# AIM OF THE EXERCISE:
Write out each entry, exactly the way it appears.

# Data records:
>>>>>
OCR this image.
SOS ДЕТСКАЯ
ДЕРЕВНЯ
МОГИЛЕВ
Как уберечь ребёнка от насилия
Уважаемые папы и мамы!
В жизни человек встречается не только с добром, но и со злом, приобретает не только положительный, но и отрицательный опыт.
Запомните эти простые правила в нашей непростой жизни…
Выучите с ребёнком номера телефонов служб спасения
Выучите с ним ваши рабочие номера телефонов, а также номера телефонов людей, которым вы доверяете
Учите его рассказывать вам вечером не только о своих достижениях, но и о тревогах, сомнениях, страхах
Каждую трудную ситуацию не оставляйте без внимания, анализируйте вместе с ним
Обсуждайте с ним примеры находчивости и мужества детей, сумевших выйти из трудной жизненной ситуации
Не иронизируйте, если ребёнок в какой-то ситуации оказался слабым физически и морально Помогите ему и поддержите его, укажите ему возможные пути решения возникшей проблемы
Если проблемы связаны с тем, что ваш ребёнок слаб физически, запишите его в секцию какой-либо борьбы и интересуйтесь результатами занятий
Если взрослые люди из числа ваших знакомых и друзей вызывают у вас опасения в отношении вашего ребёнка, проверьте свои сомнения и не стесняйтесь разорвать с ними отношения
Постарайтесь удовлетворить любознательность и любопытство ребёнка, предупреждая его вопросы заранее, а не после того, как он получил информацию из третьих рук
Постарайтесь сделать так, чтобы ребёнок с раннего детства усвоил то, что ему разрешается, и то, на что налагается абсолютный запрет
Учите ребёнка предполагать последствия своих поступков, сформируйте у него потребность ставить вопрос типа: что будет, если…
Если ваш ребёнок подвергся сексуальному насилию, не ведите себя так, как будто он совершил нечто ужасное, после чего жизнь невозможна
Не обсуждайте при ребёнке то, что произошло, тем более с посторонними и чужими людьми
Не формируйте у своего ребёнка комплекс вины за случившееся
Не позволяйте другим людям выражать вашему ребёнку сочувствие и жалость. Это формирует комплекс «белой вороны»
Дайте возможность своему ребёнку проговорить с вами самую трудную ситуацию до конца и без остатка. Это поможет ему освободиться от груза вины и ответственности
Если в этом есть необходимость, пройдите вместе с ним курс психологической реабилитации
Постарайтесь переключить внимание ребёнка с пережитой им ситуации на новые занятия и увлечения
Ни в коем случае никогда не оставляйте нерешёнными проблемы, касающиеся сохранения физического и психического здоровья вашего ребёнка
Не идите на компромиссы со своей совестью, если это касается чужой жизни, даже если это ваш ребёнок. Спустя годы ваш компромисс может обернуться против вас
<<<<<
# FINAL RESULT:
OCR this image.
SOS ДЕТСКАЯ
ДЕРЕВНЯ
МОГИЛЕВ
Как уберечь ребёнка от насилия
Уважаемые папы и мамы!
В жизни человек встречается не только с добром, но и со злом, приобретает не только положительный, но и отрицательный опыт.
Запомните эти простые правила в нашей непростой жизни…
Выучите с ребёнком номера телефонов служб спасения
Выучите с ним ваши рабочие номера телефонов, а также номера телефонов людей, которым вы доверяете
Учите его рассказывать вам вечером не только о своих достижениях, но и о тревогах, сомнениях, страхах
Каждую трудную ситуацию не оставляйте без внимания, анализируйте вместе с ним
Обсуждайте с ним примеры находчивости и мужества детей, сумевших выйти из трудной жизненной ситуации
Не иронизируйте, если ребёнок в какой-то ситуации оказался слабым физически и морально Помогите ему и поддержите его, укажите ему возможные пути решения возникшей проблемы
Если проблемы связаны с тем, что ваш ребёнок слаб физически, запишите его в секцию какой-либо борьбы и интересуйтесь результатами занятий
Если взрослые люди из числа ваших знакомых и друзей вызывают у вас опасения в отношении вашего ребёнка, проверьте свои сомнения и не стесняйтесь разорвать с ними отношения
Постарайтесь удовлетворить любознательность и любопытство ребёнка, предупреждая его вопросы заранее, а не после того, как он получил информацию из третьих рук
Постарайтесь сделать так, чтобы ребёнок с раннего детства усвоил то, что ему разрешается, и то, на что налагается абсолютный запрет
Учите ребёнка предполагать последствия своих поступков, сформируйте у него потребность ставить вопрос типа: что будет, если…
Если ваш ребёнок подвергся сексуальному насилию, не ведите себя так, как будто он совершил нечто ужасное, после чего жизнь невозможна
Не обсуждайте при ребёнке то, что произошло, тем более с посторонними и чужими людьми
Не формируйте у своего ребёнка комплекс вины за случившееся
Не позволяйте другим людям выражать вашему ребёнку сочувствие и жалость. Это формирует комплекс «белой вороны»
Дайте возможность своему ребёнку проговорить с вами самую трудную ситуацию до конца и без остатка. Это поможет ему освободиться от груза вины и ответственности
Если в этом есть необходимость, пройдите вместе с ним курс психологической реабилитации
Постарайтесь переключить внимание ребёнка с пережитой им ситуации на новые занятия и увлечения
Ни в коем случае никогда не оставляйте нерешёнными проблемы, касающиеся сохранения физического и психического здоровья вашего ребёнка
Не идите на компромиссы со своей совестью, если это касается чужой жизни, даже если это ваш ребёнок. Спустя годы ваш компромисс может обернуться против вас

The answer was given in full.